## What to do
Reproduce every entry exactly as shown.

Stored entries
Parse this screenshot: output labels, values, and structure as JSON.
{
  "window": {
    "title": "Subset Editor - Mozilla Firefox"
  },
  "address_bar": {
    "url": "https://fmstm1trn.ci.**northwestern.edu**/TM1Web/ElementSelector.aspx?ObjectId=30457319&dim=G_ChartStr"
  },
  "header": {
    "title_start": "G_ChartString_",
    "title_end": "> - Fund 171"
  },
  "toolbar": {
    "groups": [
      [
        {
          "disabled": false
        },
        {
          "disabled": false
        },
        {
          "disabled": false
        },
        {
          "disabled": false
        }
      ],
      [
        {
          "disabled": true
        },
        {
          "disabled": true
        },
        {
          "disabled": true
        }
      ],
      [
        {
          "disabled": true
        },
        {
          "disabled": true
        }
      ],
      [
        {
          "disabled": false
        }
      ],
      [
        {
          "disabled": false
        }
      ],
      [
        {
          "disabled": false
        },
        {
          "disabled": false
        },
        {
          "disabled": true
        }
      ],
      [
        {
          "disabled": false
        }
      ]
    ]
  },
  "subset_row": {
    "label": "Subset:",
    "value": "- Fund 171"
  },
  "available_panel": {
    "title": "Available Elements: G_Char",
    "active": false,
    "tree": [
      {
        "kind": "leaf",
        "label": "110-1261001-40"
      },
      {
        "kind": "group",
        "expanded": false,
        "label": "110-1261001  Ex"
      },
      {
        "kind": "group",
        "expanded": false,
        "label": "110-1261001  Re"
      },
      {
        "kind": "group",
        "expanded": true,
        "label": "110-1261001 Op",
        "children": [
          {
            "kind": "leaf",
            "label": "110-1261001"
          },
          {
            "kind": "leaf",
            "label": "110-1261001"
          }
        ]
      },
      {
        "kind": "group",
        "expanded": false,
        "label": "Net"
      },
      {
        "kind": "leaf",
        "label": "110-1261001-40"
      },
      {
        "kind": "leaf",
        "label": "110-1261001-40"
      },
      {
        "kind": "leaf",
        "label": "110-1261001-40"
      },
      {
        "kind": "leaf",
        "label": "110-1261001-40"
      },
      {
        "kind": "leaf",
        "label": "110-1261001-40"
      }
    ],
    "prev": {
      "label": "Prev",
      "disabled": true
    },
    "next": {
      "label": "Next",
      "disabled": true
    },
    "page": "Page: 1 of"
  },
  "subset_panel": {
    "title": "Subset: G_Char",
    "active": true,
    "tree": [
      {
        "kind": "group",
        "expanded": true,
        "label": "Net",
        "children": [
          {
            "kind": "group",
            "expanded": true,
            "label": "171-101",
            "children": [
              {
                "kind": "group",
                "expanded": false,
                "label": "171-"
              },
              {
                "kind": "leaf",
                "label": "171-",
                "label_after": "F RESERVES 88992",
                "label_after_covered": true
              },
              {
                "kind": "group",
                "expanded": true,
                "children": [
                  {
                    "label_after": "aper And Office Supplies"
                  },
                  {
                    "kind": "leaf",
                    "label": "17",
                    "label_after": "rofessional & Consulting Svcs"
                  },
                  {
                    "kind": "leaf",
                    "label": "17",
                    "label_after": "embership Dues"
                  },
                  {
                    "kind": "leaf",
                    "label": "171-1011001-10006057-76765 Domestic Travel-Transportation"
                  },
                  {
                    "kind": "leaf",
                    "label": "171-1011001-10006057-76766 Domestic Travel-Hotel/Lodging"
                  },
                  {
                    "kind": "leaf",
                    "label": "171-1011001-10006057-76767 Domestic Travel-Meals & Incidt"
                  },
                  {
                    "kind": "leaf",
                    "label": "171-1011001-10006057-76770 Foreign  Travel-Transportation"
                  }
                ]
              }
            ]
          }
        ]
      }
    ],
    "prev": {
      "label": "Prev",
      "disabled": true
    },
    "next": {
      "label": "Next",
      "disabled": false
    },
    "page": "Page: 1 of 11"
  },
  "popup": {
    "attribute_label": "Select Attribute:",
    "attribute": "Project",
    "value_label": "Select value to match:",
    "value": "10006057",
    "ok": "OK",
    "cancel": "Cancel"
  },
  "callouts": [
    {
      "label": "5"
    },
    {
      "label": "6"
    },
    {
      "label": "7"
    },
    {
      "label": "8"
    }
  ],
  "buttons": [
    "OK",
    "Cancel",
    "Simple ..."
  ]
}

## Output below
Parse this screenshot: output labels, values, and structure as JSON.
{
  "window": {
    "title": "Subset Editor - Mozilla Firefox"
  },
  "address_bar": {
    "url": "https://fmstm1trn.ci.**northwestern.edu**/TM1Web/ElementSelector.aspx?ObjectId=30457319&dim=G_ChartStr"
  },
  "header": {
    "title_start": "G_ChartString_",
    "title_end": "> - Fund 171"
  },
  "toolbar": {
    "groups": [
      [
        {
          "disabled": false
        },
        {
          "disabled": false
        },
        {
          "disabled": false
        },
        {
          "disabled": false
        }
      ],
      [
        {
          "disabled": true
        },
        {
          "disabled": true
        },
        {
          "disabled": true
        }
      ],
      [
        {
          "disabled": true
        },
        {
          "disabled": true
        }
      ],
      [
        {
          "disabled": false
        }
      ],
      [
        {
          "disabled": false
        }
      ],
      [
        {
          "disabled": false
        },
        {
          "disabled": false
        },
        {
          "disabled": true
        }
      ],
      [
        {
          "disabled": false
        }
      ]
    ]
  },
  "subset_row": {
    "label": "Subset:",
    "value": "- Fund 171"
  },
  "available_panel": {
    "title": "Available Elements: G_Char",
    "active": false,
    "tree": [
      {
        "kind": "leaf",
        "label": "110-1261001-40"
      },
      {
        "kind": "group",
        "expanded": false,
        "label": "110-1261001  Ex"
      },
      {
        "kind": "group",
        "expanded": false,
        "label": "110-1261001  Re"
      },
      {
        "kind": "group",
        "expanded": true,
        "label": "110-1261001 Op",
        "children": [
          {
            "kind": "leaf",
            "label": "110-1261001"
          },
          {
            "kind": "leaf",
            "label": "110-1261001"
          }
        ]
      },
      {
        "kind": "group",
        "expanded": false,
        "label": "Net"
      },
      {
        "kind": "leaf",
        "label": "110-1261001-40"
      },
      {
        "kind": "leaf",
        "label": "110-1261001-40"
      },
      {
        "kind": "leaf",
        "label": "110-1261001-40"
      },
      {
        "kind": "leaf",
        "label": "110-1261001-40"
      },
      {
        "kind": "leaf",
        "label": "110-1261001-40"
      }
    ],
    "prev": {
      "label": "Prev",
      "disabled": true
    },
    "next": {
      "label": "Next",
      "disabled": true
    },
    "page": "Page: 1 of"
  },
  "subset_panel": {
    "title": "Subset: G_Char",
    "active": true,
    "tree": [
      {
        "kind": "group",
        "expanded": true,
        "label": "Net",
        "children": [
          {
            "kind": "group",
            "expanded": true,
            "label": "171-101",
            "children": [
              {
                "kind": "group",
                "expanded": false,
                "label": "171-"
              },
              {
                "kind": "leaf",
                "label": "171-",
                "label_after": "F RESERVES 88992",
                "label_after_covered": true
              },
              {
                "kind": "group",
                "expanded": true,
                "children": [
                  {
                    "label_after": "aper And Office Supplies"
                  },
                  {
                    "kind": "leaf",
                    "label": "17",
                    "label_after": "rofessional & Consulting Svcs"
                  },
                  {
                    "kind": "leaf",
                    "label": "17",
                    "label_after": "embership Dues"
                  },
                  {
                    "kind": "leaf",
                    "label": "171-1011001-10006057-76765 Domestic Travel-Transportation"
                  },
                  {
                    "kind": "leaf",
                    "label": "171-1011001-10006057-76766 Domestic Travel-Hotel/Lodging"
                  },
                  {
                    "kind": "leaf",
                    "label": "171-1011001-10006057-76767 Domestic Travel-Meals & Incidt"
                  },
                  {
                    "kind": "leaf",
                    "label": "171-1011001-10006057-76770 Foreign  Travel-Transportation"
                  }
                ]
              }
            ]
          }
        ]
      }
    ],
    "prev": {
      "label": "Prev",
      "disabled": true
    },
    "next": {
      "label": "Next",
      "disabled": false
    },
    "page": "Page: 1 of 11"
  },
  "popup": {
    "attribute_label": "Select Attribute:",
    "attribute": "Project",
    "value_label": "Select value to match:",
    "value": "10006057",
    "ok": "OK",
    "cancel": "Cancel"
  },
  "callouts": [
    {
      "label": "5"
    },
    {
      "label": "6"
    },
    {
      "label": "7"
    },
    {
      "label": "8"
    }
  ],
  "buttons": [
    "OK",
    "Cancel",
    "Simple ..."
  ]
}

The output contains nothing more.